[Begin Entries shown]

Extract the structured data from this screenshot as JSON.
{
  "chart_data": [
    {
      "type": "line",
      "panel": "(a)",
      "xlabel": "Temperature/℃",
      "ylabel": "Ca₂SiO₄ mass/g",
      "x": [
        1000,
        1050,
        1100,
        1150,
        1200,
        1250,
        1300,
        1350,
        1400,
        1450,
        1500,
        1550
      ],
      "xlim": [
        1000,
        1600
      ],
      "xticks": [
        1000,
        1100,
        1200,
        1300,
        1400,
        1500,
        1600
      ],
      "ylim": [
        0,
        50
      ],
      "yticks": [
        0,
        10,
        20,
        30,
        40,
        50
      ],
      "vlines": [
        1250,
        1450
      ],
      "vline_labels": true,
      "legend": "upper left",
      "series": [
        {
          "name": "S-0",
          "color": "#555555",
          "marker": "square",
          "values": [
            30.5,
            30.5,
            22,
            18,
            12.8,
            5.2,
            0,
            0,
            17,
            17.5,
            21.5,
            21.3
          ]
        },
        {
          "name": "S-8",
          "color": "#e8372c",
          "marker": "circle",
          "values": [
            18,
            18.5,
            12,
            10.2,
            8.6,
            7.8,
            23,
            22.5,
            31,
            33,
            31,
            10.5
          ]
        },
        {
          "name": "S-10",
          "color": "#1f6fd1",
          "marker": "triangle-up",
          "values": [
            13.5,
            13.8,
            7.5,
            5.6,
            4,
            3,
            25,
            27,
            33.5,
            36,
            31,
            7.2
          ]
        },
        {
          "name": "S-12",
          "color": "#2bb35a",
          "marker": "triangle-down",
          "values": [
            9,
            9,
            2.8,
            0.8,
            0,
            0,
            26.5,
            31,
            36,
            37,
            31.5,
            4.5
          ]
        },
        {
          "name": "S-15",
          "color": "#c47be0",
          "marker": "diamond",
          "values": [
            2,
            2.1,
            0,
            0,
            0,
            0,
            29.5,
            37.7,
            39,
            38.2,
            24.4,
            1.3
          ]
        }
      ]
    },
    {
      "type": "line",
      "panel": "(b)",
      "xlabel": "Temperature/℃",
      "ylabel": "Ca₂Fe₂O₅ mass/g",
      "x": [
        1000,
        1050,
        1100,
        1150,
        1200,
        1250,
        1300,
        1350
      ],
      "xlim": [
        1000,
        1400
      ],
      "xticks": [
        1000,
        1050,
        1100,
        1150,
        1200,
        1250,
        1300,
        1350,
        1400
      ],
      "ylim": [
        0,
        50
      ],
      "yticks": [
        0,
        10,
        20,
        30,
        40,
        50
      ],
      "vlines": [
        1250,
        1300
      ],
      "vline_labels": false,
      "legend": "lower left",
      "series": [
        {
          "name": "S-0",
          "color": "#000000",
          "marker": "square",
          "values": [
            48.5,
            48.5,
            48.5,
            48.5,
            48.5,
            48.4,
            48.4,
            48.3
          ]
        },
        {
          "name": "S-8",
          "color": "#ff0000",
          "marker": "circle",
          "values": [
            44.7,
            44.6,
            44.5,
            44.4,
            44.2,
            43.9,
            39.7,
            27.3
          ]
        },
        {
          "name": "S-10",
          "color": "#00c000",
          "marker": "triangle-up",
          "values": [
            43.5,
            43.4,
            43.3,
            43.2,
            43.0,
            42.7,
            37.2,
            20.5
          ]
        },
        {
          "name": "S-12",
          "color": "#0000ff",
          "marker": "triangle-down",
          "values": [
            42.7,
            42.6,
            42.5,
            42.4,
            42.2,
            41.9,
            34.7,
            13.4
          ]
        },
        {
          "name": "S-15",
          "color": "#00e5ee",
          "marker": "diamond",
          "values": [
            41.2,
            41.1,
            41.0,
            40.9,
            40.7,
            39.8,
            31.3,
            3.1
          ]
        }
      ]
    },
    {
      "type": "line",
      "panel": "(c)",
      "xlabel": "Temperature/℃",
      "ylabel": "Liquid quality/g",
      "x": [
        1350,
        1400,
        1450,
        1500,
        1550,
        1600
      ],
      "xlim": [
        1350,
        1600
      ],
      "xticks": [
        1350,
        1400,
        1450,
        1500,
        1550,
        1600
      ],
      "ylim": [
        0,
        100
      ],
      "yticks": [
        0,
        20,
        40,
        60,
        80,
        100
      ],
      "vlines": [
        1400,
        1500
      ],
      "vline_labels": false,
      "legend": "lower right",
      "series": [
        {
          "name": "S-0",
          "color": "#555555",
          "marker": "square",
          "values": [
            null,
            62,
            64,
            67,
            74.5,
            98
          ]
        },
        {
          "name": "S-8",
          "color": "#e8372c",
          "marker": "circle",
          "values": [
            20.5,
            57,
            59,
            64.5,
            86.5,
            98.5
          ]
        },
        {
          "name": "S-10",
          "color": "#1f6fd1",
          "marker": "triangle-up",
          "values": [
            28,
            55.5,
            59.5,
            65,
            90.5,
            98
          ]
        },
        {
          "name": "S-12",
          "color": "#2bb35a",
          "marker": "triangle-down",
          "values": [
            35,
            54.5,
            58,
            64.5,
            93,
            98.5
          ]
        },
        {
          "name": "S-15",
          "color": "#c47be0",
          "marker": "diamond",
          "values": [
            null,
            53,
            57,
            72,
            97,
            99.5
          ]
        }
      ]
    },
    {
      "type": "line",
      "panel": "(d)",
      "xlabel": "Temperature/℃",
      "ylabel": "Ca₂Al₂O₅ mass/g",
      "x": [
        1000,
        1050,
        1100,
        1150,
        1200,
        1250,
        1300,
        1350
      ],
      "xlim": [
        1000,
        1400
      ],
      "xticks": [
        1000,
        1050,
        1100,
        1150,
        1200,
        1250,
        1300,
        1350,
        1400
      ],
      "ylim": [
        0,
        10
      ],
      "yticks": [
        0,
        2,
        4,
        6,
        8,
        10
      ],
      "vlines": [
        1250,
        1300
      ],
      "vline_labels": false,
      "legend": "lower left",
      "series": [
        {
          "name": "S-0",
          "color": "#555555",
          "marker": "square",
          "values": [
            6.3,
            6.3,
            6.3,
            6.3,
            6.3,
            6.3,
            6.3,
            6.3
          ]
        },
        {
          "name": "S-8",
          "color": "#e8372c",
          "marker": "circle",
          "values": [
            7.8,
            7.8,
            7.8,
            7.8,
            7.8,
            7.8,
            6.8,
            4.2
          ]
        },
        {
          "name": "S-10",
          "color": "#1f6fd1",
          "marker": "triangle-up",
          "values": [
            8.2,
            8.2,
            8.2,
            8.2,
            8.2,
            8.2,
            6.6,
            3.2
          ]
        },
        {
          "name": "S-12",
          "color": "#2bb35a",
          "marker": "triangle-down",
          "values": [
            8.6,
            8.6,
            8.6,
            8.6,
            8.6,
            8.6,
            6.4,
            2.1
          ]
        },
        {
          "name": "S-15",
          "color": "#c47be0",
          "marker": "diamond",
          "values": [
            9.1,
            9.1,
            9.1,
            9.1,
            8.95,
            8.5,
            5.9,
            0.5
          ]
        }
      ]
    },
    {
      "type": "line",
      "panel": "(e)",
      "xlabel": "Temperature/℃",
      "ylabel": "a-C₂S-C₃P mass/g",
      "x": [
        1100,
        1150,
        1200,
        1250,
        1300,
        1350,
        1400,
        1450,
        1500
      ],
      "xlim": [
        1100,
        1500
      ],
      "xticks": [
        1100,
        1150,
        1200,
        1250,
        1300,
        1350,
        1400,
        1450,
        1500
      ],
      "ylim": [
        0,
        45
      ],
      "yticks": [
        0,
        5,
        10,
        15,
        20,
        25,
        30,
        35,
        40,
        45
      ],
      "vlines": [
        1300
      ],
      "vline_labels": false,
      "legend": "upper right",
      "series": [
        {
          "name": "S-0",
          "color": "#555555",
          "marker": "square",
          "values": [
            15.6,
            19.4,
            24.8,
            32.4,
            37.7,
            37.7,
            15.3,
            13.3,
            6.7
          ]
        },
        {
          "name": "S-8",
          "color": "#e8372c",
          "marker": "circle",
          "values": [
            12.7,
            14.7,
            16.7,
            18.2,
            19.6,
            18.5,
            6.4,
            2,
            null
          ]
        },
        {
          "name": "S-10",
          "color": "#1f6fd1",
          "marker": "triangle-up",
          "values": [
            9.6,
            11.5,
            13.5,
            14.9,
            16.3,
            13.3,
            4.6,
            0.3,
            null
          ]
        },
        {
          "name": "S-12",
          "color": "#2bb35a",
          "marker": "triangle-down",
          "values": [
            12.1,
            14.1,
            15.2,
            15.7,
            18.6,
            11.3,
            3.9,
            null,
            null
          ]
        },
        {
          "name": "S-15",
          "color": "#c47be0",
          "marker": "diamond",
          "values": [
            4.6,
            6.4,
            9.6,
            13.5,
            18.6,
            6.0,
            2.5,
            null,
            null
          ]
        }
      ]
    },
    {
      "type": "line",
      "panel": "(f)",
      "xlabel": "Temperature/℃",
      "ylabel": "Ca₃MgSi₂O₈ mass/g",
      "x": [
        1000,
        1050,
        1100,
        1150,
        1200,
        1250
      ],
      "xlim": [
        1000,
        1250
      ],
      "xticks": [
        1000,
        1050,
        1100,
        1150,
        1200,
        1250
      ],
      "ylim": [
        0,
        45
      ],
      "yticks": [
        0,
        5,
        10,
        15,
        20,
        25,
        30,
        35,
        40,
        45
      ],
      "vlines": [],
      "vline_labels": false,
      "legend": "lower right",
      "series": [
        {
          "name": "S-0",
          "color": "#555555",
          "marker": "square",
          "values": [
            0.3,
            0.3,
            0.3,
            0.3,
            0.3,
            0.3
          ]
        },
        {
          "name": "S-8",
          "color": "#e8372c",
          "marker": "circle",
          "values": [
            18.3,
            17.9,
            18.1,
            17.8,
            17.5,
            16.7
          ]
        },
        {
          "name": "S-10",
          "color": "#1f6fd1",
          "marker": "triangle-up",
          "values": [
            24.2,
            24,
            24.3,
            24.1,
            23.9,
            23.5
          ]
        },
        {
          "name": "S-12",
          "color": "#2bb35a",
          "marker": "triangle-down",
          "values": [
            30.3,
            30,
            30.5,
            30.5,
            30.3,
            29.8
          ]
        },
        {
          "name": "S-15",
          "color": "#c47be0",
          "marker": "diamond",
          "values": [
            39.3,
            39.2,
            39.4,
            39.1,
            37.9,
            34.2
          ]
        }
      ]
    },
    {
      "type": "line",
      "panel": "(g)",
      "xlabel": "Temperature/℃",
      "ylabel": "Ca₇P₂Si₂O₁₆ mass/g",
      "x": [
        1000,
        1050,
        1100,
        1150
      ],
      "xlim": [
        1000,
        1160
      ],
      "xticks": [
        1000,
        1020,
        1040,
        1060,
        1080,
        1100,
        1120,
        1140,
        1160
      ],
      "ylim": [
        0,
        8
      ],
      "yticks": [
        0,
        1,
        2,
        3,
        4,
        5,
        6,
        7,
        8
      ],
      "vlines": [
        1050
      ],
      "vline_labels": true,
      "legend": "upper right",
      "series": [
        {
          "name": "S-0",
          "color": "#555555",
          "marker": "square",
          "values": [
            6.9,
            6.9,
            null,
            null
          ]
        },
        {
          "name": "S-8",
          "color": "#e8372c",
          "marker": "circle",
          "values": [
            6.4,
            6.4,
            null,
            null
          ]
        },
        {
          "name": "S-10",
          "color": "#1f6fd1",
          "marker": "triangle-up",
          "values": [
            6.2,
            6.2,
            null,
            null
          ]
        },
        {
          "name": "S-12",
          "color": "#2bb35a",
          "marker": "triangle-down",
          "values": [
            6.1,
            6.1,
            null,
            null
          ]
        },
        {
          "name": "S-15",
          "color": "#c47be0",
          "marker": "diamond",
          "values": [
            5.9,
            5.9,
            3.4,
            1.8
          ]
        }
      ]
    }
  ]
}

[End Entries shown]

Problem description:
Only the count is wanted: report how many lines of the material above hold the word "panel".

Complete answer:
7